━━ RECORD EXTRACTS

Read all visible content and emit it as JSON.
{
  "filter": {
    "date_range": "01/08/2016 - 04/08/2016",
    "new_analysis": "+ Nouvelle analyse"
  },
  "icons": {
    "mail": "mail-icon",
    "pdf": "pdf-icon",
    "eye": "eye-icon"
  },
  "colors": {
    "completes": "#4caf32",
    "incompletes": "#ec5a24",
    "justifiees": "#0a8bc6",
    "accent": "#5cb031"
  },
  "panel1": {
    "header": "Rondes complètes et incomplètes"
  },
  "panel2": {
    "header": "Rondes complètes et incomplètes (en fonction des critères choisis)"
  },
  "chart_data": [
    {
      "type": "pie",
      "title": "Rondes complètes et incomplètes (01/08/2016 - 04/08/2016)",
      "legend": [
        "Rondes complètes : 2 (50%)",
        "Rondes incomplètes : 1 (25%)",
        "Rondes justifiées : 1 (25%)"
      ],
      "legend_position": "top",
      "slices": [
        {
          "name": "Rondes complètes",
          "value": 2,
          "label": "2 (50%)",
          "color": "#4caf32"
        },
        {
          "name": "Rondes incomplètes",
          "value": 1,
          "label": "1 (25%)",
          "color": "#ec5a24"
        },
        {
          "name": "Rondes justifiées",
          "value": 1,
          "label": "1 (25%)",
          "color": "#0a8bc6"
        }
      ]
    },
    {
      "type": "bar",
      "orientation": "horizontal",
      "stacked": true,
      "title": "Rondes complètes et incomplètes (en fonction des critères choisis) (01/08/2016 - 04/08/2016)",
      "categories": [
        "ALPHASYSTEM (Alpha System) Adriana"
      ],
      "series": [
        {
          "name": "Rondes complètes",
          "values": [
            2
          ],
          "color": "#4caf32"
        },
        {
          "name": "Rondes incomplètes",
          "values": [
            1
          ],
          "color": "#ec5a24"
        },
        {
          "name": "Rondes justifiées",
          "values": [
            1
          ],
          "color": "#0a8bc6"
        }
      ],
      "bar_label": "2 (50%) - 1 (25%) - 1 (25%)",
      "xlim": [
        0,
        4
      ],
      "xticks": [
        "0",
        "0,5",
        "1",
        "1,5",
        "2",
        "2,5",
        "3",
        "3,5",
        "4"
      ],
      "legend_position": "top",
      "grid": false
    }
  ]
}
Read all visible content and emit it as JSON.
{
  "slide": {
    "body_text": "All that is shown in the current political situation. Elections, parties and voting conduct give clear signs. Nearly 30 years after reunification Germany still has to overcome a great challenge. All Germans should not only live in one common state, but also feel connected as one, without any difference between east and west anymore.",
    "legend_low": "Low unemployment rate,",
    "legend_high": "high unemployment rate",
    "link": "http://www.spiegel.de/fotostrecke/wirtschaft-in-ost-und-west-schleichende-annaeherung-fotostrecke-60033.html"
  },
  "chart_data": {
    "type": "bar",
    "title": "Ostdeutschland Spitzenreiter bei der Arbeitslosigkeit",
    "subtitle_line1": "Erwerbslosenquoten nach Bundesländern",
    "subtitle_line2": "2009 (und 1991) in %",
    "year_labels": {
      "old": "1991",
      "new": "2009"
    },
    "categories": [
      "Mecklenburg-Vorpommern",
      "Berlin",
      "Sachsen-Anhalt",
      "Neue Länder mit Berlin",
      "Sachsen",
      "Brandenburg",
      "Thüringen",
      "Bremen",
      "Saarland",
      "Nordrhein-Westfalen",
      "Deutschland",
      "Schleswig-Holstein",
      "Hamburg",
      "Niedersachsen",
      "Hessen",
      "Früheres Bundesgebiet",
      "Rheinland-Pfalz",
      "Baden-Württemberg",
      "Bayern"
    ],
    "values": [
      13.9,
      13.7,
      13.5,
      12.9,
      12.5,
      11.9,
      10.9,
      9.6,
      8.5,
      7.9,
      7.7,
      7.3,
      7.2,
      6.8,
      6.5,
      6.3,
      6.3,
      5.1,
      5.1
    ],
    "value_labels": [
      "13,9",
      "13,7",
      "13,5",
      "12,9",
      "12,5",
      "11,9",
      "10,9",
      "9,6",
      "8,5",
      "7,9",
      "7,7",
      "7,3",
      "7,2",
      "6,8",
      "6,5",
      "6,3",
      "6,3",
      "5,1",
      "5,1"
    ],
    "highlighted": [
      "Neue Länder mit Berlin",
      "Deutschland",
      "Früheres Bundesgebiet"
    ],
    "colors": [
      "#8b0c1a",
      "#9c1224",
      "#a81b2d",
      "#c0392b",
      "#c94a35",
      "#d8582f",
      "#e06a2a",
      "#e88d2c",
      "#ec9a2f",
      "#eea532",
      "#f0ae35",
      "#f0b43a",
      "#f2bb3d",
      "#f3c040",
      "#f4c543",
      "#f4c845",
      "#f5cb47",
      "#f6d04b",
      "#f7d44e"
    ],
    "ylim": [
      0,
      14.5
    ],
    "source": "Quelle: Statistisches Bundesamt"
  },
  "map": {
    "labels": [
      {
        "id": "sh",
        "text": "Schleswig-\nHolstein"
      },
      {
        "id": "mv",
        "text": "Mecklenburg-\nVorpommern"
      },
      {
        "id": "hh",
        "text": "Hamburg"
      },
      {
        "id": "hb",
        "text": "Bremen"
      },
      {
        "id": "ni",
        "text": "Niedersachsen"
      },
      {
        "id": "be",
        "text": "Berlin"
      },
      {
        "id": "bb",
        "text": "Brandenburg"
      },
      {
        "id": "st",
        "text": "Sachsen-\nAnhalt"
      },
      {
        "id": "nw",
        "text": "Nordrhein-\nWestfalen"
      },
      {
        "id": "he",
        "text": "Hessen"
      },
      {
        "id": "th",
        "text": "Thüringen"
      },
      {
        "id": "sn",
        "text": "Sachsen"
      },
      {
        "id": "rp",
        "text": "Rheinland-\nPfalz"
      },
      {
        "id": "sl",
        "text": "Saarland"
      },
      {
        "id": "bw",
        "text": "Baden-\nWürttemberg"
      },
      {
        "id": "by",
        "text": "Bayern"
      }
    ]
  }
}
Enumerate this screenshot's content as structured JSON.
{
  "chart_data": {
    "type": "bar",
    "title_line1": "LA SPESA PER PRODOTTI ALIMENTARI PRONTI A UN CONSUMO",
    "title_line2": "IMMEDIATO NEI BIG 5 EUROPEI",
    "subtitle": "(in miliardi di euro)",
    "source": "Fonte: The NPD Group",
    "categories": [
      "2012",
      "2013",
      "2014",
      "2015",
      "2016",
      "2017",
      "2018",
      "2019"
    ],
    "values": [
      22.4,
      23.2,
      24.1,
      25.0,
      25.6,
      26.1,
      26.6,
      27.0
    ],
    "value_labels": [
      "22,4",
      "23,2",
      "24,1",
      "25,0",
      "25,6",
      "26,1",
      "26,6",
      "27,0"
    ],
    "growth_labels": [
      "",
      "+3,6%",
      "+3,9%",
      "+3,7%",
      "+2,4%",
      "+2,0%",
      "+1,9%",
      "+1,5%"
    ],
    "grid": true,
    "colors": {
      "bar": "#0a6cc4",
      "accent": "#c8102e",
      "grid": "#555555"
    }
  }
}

━━━━

### WHAT THE EXERCISE ASKS
All lines from the line containing "Enumerate this screenshot's" through the end of the listing above are to be duplicated exactly; include both ends and nothing further.

### ANSWER FOR THIS EXERCISE
Enumerate this screenshot's content as structured JSON.
{
  "chart_data": {
    "type": "bar",
    "title_line1": "LA SPESA PER PRODOTTI ALIMENTARI PRONTI A UN CONSUMO",
    "title_line2": "IMMEDIATO NEI BIG 5 EUROPEI",
    "subtitle": "(in miliardi di euro)",
    "source": "Fonte: The NPD Group",
    "categories": [
      "2012",
      "2013",
      "2014",
      "2015",
      "2016",
      "2017",
      "2018",
      "2019"
    ],
    "values": [
      22.4,
      23.2,
      24.1,
      25.0,
      25.6,
      26.1,
      26.6,
      27.0
    ],
    "value_labels": [
      "22,4",
      "23,2",
      "24,1",
      "25,0",
      "25,6",
      "26,1",
      "26,6",
      "27,0"
    ],
    "growth_labels": [
      "",
      "+3,6%",
      "+3,9%",
      "+3,7%",
      "+2,4%",
      "+2,0%",
      "+1,9%",
      "+1,5%"
    ],
    "grid": true,
    "colors": {
      "bar": "#0a6cc4",
      "accent": "#c8102e",
      "grid": "#555555"
    }
  }
}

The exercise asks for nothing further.